▸ Goal of the exercise:
The essay on how liberals depoliticized white supremacy says privilege politics is a manifestation of what?

▸ Supplied text:
· · · · · · ·

How Liberals Depoliticized White Supremacy

It could be argued that this past year was the year that the term “white-supremacy” has gone mainstream. Everybody and their mother is talking about fighting or resisting white supremacy. White leftists are usually the ones who are seemingly throwing themselves on the front lines. They also come across as the most eager to smash white supremacy, ultimately overshadowing the ones who are directly oppressed by it.

So, let me be real about this and come out and say that it bothers me. For the longest time I couldn’t really articulate it but in my gut something just didn’t feel right. The term “white-supremacy” has never been a popular colloquial term. Nor has it ever been even truly acknowledged by white America as a very real reality for most black Americans. If white supremacy was ever discussed it was generally talked about in its isolated fringe form and relegated to annals of day time talk shows. Throughout the 90s I would remember the times I stayed home from school and watched exploitive shows such as Jerry Springer or Geraldo Rivera when they would bring on neo-Nazis and Klan members to generate easy ratings. Geraldo even got his nose broken when a Klan member through a chair at his face.

For the majority of white liberal Americans of the post-civil rights era, white supremacy was viewed in the contexts of isolated fringe far right groups that was a mere relic of history. White supremacy was viewed as history. Only with the rise of Trump have we begun to have mainstream discussions about what role dose white supremacy plays in our society. And that’s great! We need to be having that discussion.

Yet what has been lacking from that conversation is the systematic nature of white supremacy and how it’s directly tied to capitalism. Liberals who claim to be part of the “resistance” are acting as if Trump has opened a long dormant Pandora’s box of white supremacy. The “resistance” accuse the current head of the American empire of being a white supremacist fascist without questioning whether or not the American empire is inherently white supremacist in nature.

Much of the focus has been on the symbolism of what Trump represents and not on the material reality of what America is. The horror of what is white supremacy is ultimately stripped of its historical and current roll in supporting capitalism and is diluted when liberals only see white supremacy through the prism of individualistic interpersonal relations. Privilege politics is a manifestation of individualizing white supremacy. Rather than struggling against the structural forces that create white privilege in the first place we are instead expected to meekly ask that white people somehow give up their privileges or at very least recognize that they have privilege. It should be obvious to anyone that that makes little sense because it forces us to depend on white people to enact symbolic change while we surrender what little power we have in the first place to make fundamental social change. Privilege politics also assumes that white supremacy in our society is result of individualistic patterns and behaviors when in fact people’s patterns and behaviors reflect the political and economic conditions of the society.

· · · · · · ·

▸ Excerpted records:
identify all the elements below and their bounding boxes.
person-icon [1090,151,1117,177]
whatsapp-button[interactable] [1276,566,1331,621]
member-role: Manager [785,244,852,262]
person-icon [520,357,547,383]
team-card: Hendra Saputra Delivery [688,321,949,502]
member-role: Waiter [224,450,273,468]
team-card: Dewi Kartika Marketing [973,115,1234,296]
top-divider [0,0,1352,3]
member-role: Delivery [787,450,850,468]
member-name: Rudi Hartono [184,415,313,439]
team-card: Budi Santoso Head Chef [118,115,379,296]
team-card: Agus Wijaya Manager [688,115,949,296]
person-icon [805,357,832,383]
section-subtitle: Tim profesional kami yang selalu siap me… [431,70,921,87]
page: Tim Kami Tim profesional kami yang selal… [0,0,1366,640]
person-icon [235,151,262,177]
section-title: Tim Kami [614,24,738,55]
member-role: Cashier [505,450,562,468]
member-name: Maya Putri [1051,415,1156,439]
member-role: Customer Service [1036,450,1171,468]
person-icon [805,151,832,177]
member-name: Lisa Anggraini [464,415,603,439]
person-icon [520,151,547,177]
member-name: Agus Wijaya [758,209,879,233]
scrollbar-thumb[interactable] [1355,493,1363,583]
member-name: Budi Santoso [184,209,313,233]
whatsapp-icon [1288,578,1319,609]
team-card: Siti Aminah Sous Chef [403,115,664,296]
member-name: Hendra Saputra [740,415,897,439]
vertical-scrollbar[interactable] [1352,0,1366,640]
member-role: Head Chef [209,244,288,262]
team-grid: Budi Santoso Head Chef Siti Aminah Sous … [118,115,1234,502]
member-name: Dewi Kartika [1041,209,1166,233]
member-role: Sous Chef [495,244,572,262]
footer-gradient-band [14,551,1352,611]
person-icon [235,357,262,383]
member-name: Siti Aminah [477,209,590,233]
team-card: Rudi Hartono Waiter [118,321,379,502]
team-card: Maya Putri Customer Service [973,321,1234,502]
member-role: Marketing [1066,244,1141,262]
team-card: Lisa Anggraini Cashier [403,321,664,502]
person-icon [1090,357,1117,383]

· · · · · · ·

▸ Response to the exercise:
Individualizing white supremacy.